▸ **Source extract**
— start —

The evidence presented before the ZBA supports the fact that the property was used as a hotel for paying guests prior to the enactment of zoning regulations in 1926. This was not seriously disputed by the plaintiffs. Rather the plaintiffs argue that the use was abandoned sometime around 1966 when the owner closed the doors of the Unquowa Hotel to paying guests. The record indicates that defendant McCarthy closed the hotel due to the economy and problems with the nature of the clientele, that he never used the property for any other purpose in the intervening years, and that he never abandoned his intention to restore the aging mansion to her former glory as a distinguished small hotel. The record indicates that he took steps during the years when the hotel was closed to repair and upgrade some of the systems in the building, that he purchased period furniture from another old hotel that was closing, and that he actively sought and cooperated with developers to arrange for the current proposed sale, renovation, and reopening of the Unquowa.

Connecticut General Statutes 8-2 provides that a non-conforming use shall not be deemed to have terminated "solely as a result of nonuse for a specified period of time without regard to the intent of the property owner to maintain that use." The nonuse of the property as a hotel for many years does not extinguish the prior use. The property has never been used as anything other than a hotel during the relevant period. See e.g., Town of Darien v. Webb, 115 Conn. 581 (1932). Although the financial station of the guests declined and the duration of their transient residency increased through the years of its operation, the use of the property as a transient residence for CT Page 650 paying guests never ceased until the present owner suspended operation due solely to financial hardship. The ZBA was entitled to credit Mr. McCarthy's testimony regarding his continuous intent to resume operation of the Unquowa as a hotel when the economics of it became more favorable. Such factual determinations are within the scope of the ZBA to make, especially where credibility may be an issue. Spectrum of Connecticut, Inc. v. Planning and Zoning Commission, 13 Conn. App. 159 (1988). The determination of the ZBA on this issue will not be disturbed by this court.

2) Forty-eight Seat Dining Room

Likewise there was testimony and documentary evidence presented to the ZBA that the property had a dining room on the ground floor of the hotel prior to the enactment of the Fairfield Zoning Regulations in 1925. There is evidence that persons other than paying hotel guests were welcomed to and served in the dining room. In refusing to overrule the Zoning Enforcement Officer, the ZBA did not abuse its fact-finding capacity; there was sufficient evidence from which the Board could conclude that a restaurant of the kind for which the current use certificate has been issued was in operation at the time the zoning regulations were enacted.

— end —

▸ **Records**

— start —

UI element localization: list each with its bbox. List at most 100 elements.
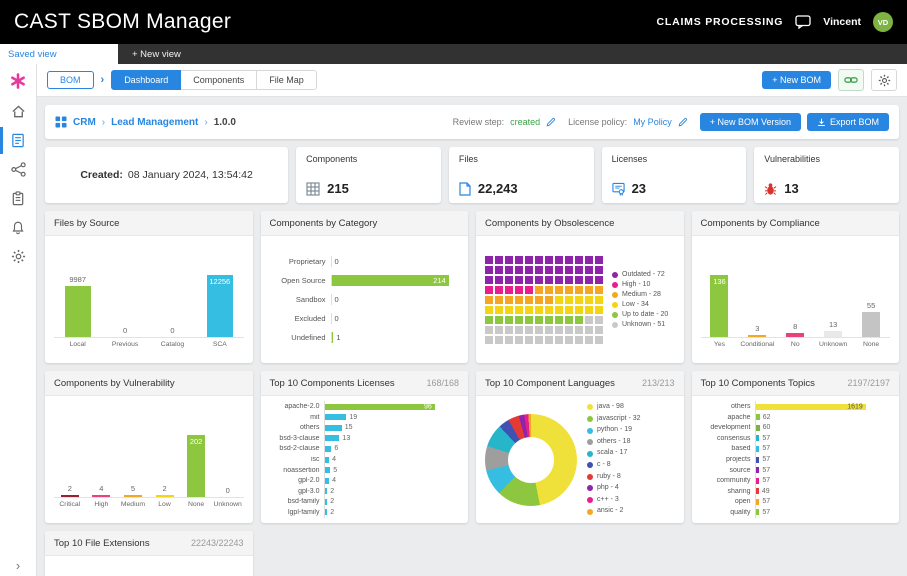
bar-column: 202	[180, 435, 212, 497]
waffle-cell	[585, 265, 593, 274]
sidebar-item-hierarchy[interactable]	[0, 156, 36, 183]
components-by-compliance-chart: 136 3 8 13 55 Yes Conditional No Unknown None	[692, 236, 900, 363]
axis-label: SCA	[212, 341, 227, 348]
hbar-track: 2	[323, 507, 460, 518]
chart-count: 213/213	[641, 378, 675, 388]
waffle-cell	[545, 335, 553, 344]
axis-label: No	[790, 341, 800, 348]
legend-item: python - 19	[587, 425, 641, 436]
axis-label: bsd-2-clause	[279, 445, 320, 453]
waffle-cell	[595, 275, 603, 284]
legend-label: c - 8	[597, 461, 611, 468]
stat-label: Vulnerabilities	[764, 154, 820, 164]
hbar-row: bsd-3-clause 13	[270, 433, 460, 444]
bar-value: 57	[762, 434, 771, 442]
sidebar-expand-chevron-icon[interactable]: ›	[15, 557, 21, 573]
components-by-vulnerability-chart: 2 4 5 2 202 0 Critical High Medium Low None Unknown	[45, 396, 253, 523]
user-name[interactable]: Vincent	[823, 16, 861, 28]
stat-value: 13	[784, 181, 799, 196]
bar	[155, 495, 174, 497]
bom-button[interactable]: BOM	[47, 71, 94, 89]
tab-file-map[interactable]: File Map	[257, 70, 317, 90]
legend-label: others - 18	[597, 437, 631, 445]
axis-label: projects	[725, 456, 751, 463]
legend-item: php - 4	[587, 483, 641, 494]
axis-label: bsd-family	[287, 498, 320, 506]
bar-column: 3	[738, 324, 776, 337]
created-label: Created:	[80, 169, 123, 181]
waffle-cell	[505, 275, 513, 284]
tab-dashboard[interactable]: Dashboard	[111, 70, 182, 90]
waffle-cell	[595, 325, 603, 334]
files-by-source-chart: 9987 0 0 12256 Local Previous Catalog SCA	[45, 236, 253, 363]
bar	[324, 424, 342, 431]
waffle-cell	[505, 255, 513, 264]
bar-value: 3	[755, 324, 760, 333]
hbar-row: development 60	[701, 422, 891, 434]
sidebar-item-home[interactable]	[0, 98, 36, 125]
organization-label[interactable]: CLAIMS PROCESSING	[656, 16, 784, 28]
bar-value: 4	[332, 477, 336, 485]
tab-saved-view[interactable]: Saved view	[0, 44, 118, 64]
file-icon	[459, 181, 471, 196]
chart-count: 2197/2197	[847, 378, 890, 388]
new-bom-button[interactable]: + New BOM	[762, 71, 831, 89]
waffle-cell	[575, 325, 583, 334]
legend-label: Low - 34	[622, 301, 649, 308]
waffle-cell	[555, 255, 563, 264]
waffle-cell	[515, 325, 523, 334]
avatar[interactable]: VD	[873, 12, 893, 32]
hbar-track: 0	[330, 294, 460, 305]
edit-review-step-pencil-icon[interactable]	[546, 117, 556, 127]
sidebar-item-settings[interactable]	[0, 243, 36, 270]
legend-item: scala - 17	[587, 448, 641, 459]
new-view-button[interactable]: + New view	[132, 48, 181, 60]
sidebar-item-reports[interactable]	[0, 185, 36, 212]
charts-row-1: Files by Source 9987 0 0 12256 Local Previous…	[45, 211, 899, 363]
sidebar-item-notifications[interactable]	[0, 214, 36, 241]
export-bom-button[interactable]: Export BOM	[806, 113, 889, 131]
axis-label: Low	[158, 501, 171, 508]
chart-card-files-by-source: Files by Source 9987 0 0 12256 Local Previous…	[45, 211, 253, 363]
bar	[786, 333, 805, 337]
breadcrumb-bom[interactable]: Lead Management	[111, 116, 199, 128]
view-segmented-tabs: Dashboard Components File Map	[111, 70, 317, 90]
chart-card-top-licenses: Top 10 Components Licenses 168/168 apache…	[260, 371, 468, 523]
sidebar: ›	[0, 64, 37, 576]
settings-button[interactable]	[871, 69, 897, 91]
bar	[755, 456, 760, 463]
legend-dot	[612, 271, 618, 278]
sidebar-item-bom[interactable]	[0, 127, 36, 154]
hbar-row: consensus 57	[701, 433, 891, 444]
brand-logo-icon	[0, 64, 36, 97]
chart-legend: Outdated - 72 High - 10 Medium - 28 Low - 3…	[612, 271, 668, 328]
hbar-track: 49	[754, 485, 891, 497]
bar-value: 57	[762, 477, 771, 485]
waffle-cell	[555, 275, 563, 284]
legend-item: javascript - 32	[587, 414, 641, 425]
chat-icon[interactable]	[795, 15, 811, 29]
waffle-cell	[545, 265, 553, 274]
chart-title: Top 10 Components Topics	[700, 377, 815, 389]
chart-card-components-by-obsolescence: Components by Obsolescence Outdated - 72…	[476, 211, 684, 363]
tab-components[interactable]: Components	[181, 70, 258, 90]
hbar-track: 1	[330, 332, 460, 343]
waffle-cell	[595, 315, 603, 324]
legend-dot	[587, 497, 593, 504]
share-link-button[interactable]	[838, 69, 864, 91]
edit-license-policy-pencil-icon[interactable]	[678, 117, 688, 127]
breadcrumb-app[interactable]: CRM	[73, 116, 96, 128]
licenses-stat-card: Licenses 23	[601, 147, 747, 203]
bar-column: 2	[149, 484, 181, 497]
bar-value: 13	[342, 434, 351, 442]
legend-label: Unknown - 51	[622, 321, 666, 328]
waffle-cell	[505, 265, 513, 274]
axis-label: source	[729, 466, 751, 474]
waffle-cell	[545, 285, 553, 294]
charts-row-2: Components by Vulnerability 2 4 5 2 202 0 Crit…	[45, 371, 899, 523]
legend-label: High - 10	[622, 281, 651, 288]
new-bom-version-button[interactable]: + New BOM Version	[699, 113, 801, 131]
license-policy-value[interactable]: My Policy	[633, 117, 672, 127]
waffle-cell	[585, 305, 593, 314]
hbar-row: projects 57	[701, 454, 891, 465]
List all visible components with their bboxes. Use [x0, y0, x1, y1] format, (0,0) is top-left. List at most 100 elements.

— end —

▸ **Exercise requirements**
1 - In the Unquowa Hotel zoning decision, translate this sentence into Spanish: "The nonuse of the property as a hotel for many years does not extinguish the prior use."
2 - According to the Unquowa Hotel zoning decision, why did defendant McCarthy close the hotel?
3 - Continue the Unquowa Hotel zoning decision from the point where it stops.

▸ **Answers for this exercise**
1 - El desuso de la propiedad como hotel durante muchos años no extingue el uso anterior.

2 - He closed it due to the economy and problems with the nature of the clientele.

3 -
The abandonment issue with respect to the restaurant is the same as that of the hotel proper and is governed by the game principles outlined in Section IV, 1, above. The ZBA's action regarding the property's use as a restaurant may stand.

3) The Service Bar

The issue of liquor service in connection with property use presents a thornier problem. Although there is evidence that dining room patrons drank alcoholic beverages during the years before and since the enactment of the zoning regulations, there is no evidence that this use was lawful. Prohibition was in effect in Connecticut from 1920 to 1933, a fact of which this court takes judicial notice. U.S. Constitution, Amendments, Article Eighteen and Twenty-One. Further, there is an absence of evidence that liquor was served by the restaurant's owners as opposed to brought on the premises and allowed to be consumed, there being no evidence of any liquor service license for all the relevant time period. CT Page 651

The defendants argue that the service of alcoholic beverages is not a separate use but only incidental to the property's prior nonconforming use as a restaurant. They argue that liquor service is subject to a separate licensing and regulatory scheme in which other state agencies determine whether permits should be issued for such service. The plaintiffs contend that approval by the ZBA of liquor service at the restaurant is an unlawful expansion of a nonconforming use.

Connecticut courts and those in other states have treated the issue of liquor service as a use separate and distinct from food service or other commercial retail uses, regardless of whether separate agencies are involved in the issuance of permits. Dubitzky v. Liquor Control Commission, 160 Conn. 120 (1970). In particular, the issue arises whether liquor service at a restaurant and hotel is merely an intensification of a valid nonconforming use or an entirely different kind of activity. Compare Hooper v. Delaware Alcoholic Beverage Control Commission,409 A.2d 1046 (Del. 1979) with Gauthier v. Village of Larchmont,291 N.Y.S.2d 584, lv. to app. den., 295 N.Y.S. 1028,242 N.E.2d 494 (1968).

In State ex rel. Chatlos v. Rowland, 131 Conn. 261 (1944), the court held that the mere change of beer sales to the service of all kinds of liquor in a restaurant involves a change of use. Likewise in Salerni v. Scheuy, 140 Conn. 566 (1954), the court held that the expansion of liquor service from that of only beer constitutes not merely an intensification of business as is permitted under the doctrine of prior nonconforming use see DeFelice v. Zoning Board of Appeals, supra; but rather a change of the use itself.

On questions of law, such as the proper interpretation of statutes and regulations, this court is not bound by the Board's determination. Danseyar v. Zoning Board of Appeals, 164 Conn. 325 (1973). The Zoning Board of Appeals misapplied the law in upholding the Zoning Enforcement Officer's decision on this issue. To the extent that the Use Certificate purports to allow liquor service in the restaurant as part of a prior lawful nonconforming use, the appeal is sustained and the case is remanded on this issue with direction to the Zoning Board of Appeals to grant the plaintiff's petition to reverse the Zoning Enforcement Officer's decision on this use alone.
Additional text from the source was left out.